──────── PROVIDED INFORMATION ────────
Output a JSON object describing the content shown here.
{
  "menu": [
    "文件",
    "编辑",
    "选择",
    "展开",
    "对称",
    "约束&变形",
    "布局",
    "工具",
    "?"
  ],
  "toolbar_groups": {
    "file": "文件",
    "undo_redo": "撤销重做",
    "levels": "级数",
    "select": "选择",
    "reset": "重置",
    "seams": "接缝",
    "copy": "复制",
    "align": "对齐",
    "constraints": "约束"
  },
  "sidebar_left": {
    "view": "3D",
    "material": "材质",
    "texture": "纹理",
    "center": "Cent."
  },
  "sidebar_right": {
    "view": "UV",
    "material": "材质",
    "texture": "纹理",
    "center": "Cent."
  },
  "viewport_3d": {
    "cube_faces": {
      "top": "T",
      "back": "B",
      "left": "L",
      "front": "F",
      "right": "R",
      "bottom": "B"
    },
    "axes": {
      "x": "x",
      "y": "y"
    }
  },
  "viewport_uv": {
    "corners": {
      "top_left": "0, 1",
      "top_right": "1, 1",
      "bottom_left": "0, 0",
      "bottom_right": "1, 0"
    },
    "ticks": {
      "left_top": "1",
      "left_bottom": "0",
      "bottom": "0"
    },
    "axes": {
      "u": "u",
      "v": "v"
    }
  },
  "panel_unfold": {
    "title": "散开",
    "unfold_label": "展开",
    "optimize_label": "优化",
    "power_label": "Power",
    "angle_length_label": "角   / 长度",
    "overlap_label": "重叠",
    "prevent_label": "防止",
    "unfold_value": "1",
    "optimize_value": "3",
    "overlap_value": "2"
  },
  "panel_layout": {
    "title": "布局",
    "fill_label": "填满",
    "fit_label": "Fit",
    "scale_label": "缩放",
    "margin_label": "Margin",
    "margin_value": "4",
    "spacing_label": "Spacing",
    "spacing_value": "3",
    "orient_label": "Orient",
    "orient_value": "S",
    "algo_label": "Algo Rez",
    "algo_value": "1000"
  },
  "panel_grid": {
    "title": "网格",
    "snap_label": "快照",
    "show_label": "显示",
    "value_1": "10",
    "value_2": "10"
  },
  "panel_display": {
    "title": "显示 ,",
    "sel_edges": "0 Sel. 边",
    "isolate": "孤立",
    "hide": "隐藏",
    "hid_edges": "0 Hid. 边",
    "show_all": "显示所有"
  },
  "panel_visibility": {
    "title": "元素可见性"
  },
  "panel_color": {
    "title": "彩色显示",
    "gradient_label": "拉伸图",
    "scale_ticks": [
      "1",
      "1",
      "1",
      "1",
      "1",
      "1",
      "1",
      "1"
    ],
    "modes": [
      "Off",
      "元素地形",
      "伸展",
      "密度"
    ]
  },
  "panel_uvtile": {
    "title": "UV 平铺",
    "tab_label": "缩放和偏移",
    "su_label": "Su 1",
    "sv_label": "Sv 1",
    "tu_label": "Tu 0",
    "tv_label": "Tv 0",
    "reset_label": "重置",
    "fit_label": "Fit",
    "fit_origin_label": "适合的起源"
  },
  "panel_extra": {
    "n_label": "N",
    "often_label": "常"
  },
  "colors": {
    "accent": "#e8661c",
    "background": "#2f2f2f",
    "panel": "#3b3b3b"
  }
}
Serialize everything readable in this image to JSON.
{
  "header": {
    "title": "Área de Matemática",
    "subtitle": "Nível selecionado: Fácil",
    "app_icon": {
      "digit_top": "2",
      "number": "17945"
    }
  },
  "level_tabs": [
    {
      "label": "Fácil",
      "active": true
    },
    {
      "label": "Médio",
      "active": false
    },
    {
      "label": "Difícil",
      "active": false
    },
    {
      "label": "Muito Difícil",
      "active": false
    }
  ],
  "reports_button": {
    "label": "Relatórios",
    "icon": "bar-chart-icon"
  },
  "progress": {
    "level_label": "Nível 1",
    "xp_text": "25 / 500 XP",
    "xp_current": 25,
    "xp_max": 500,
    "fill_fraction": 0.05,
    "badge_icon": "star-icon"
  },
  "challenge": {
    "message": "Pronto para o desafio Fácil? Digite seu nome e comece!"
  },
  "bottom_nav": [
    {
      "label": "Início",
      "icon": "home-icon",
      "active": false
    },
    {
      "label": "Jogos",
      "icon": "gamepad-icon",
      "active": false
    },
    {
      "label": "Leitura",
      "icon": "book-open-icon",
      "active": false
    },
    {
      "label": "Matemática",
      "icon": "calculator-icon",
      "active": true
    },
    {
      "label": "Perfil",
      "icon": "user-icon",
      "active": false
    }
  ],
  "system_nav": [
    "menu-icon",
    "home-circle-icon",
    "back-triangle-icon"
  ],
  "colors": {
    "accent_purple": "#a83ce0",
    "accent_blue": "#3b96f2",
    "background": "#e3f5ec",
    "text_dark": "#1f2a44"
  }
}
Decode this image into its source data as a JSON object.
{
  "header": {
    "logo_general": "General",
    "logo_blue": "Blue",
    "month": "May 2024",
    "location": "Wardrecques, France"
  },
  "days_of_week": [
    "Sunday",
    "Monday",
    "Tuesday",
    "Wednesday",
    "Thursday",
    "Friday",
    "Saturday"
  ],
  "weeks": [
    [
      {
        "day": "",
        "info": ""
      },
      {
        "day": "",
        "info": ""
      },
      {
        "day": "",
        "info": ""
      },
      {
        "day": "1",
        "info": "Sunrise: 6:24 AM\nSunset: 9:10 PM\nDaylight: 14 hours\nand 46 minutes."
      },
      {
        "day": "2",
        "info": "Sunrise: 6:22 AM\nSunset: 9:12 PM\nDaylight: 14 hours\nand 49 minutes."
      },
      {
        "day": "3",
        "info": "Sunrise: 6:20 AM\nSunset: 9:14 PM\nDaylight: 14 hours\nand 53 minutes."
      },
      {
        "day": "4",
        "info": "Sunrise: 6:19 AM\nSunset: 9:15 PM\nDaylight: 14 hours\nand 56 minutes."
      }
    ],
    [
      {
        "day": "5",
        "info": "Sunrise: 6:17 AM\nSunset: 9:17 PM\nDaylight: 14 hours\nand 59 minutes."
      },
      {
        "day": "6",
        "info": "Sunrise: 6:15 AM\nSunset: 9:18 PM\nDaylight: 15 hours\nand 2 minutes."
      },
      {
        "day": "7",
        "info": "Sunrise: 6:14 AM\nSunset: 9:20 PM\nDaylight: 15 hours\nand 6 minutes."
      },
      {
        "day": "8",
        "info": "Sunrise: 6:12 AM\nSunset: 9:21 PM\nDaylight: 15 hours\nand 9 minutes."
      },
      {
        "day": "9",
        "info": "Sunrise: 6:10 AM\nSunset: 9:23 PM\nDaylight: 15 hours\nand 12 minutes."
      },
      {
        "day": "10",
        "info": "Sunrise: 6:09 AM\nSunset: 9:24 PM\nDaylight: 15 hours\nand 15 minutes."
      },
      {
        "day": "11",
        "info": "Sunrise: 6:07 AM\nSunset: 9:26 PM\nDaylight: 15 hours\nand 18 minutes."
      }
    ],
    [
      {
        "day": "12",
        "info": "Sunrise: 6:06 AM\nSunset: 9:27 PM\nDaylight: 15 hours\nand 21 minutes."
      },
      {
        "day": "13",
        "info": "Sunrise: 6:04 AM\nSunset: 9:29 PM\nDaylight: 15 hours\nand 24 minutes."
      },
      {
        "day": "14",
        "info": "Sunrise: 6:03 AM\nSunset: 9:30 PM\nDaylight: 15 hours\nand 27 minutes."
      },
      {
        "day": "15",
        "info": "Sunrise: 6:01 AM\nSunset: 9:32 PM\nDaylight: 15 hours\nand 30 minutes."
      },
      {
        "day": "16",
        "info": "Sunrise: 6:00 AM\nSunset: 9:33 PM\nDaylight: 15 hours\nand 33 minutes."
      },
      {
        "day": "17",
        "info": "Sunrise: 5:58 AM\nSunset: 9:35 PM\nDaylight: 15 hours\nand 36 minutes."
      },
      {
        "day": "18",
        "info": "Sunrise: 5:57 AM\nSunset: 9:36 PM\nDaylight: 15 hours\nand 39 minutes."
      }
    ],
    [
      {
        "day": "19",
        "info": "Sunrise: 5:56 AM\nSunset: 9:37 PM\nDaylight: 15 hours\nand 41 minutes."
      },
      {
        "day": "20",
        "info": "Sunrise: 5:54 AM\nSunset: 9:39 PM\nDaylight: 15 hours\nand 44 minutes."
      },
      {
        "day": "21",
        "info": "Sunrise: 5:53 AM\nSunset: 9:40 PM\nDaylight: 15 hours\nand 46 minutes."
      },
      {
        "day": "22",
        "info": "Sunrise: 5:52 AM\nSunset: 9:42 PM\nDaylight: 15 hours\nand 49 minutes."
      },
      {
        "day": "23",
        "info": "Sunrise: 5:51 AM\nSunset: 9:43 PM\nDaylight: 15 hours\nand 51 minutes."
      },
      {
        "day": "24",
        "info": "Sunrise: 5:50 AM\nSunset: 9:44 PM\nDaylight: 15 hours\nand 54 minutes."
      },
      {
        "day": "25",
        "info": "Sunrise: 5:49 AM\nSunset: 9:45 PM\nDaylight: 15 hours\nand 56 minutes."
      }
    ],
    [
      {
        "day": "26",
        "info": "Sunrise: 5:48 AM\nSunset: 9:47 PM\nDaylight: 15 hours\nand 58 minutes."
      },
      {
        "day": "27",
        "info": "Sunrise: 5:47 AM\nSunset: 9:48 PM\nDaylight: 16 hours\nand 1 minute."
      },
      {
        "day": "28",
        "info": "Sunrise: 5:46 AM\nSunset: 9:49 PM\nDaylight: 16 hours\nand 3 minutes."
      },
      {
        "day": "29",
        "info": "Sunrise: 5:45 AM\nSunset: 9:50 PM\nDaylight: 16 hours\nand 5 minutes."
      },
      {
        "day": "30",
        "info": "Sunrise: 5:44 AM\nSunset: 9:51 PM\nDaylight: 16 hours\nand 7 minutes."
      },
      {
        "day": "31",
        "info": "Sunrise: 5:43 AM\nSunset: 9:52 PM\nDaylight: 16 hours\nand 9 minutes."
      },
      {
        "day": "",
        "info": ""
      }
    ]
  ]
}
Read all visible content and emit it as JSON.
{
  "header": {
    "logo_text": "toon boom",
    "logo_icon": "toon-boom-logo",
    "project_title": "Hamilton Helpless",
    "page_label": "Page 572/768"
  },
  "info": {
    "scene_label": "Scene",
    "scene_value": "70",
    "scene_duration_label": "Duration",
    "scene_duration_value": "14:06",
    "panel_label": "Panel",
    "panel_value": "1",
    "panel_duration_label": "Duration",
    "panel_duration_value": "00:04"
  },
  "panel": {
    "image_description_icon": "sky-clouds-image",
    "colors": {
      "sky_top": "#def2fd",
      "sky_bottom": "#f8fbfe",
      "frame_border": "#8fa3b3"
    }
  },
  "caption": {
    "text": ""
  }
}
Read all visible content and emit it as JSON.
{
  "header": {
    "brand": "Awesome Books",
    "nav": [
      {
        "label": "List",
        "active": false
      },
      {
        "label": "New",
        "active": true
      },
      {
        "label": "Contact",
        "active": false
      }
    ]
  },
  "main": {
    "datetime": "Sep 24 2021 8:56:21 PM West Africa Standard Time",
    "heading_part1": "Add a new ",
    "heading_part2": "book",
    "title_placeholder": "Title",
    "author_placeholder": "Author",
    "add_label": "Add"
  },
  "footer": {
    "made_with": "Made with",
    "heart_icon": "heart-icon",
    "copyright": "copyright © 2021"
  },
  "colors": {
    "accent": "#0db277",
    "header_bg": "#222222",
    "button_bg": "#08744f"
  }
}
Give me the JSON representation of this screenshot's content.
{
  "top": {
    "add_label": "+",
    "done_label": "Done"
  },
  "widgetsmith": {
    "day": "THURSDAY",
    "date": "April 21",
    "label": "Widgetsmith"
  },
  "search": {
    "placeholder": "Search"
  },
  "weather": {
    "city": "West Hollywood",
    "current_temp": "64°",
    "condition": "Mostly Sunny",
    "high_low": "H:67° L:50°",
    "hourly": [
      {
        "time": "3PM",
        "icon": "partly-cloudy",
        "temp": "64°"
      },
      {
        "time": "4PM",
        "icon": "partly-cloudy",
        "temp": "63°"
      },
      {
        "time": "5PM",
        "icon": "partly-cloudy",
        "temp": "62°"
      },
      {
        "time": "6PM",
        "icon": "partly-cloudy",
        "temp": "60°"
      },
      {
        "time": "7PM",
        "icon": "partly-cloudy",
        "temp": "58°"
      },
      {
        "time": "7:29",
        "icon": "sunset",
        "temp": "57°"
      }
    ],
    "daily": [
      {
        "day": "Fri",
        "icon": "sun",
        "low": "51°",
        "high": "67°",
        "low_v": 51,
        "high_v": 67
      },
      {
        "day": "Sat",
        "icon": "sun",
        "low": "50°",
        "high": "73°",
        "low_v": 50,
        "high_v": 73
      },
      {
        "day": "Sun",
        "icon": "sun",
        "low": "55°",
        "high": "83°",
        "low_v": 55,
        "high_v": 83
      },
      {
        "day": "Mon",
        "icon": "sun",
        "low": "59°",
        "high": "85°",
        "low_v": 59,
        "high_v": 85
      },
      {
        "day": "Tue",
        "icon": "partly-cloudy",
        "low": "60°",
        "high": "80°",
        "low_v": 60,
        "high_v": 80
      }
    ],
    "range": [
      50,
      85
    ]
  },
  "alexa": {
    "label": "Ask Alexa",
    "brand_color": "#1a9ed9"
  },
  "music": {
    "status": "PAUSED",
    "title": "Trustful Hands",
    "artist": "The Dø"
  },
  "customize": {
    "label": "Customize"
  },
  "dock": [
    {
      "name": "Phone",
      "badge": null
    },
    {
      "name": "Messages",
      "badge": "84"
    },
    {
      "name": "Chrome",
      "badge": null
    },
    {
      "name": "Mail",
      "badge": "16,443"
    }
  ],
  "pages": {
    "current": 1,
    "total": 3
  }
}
────────
_YOUR OBJECTIVE_. Where a line of the data holds "name", show that line.

_SOLUTION TO THE EXERCISE_.
      "name": "Phone",
      "name": "Messages",
      "name": "Chrome",
      "name": "Mail",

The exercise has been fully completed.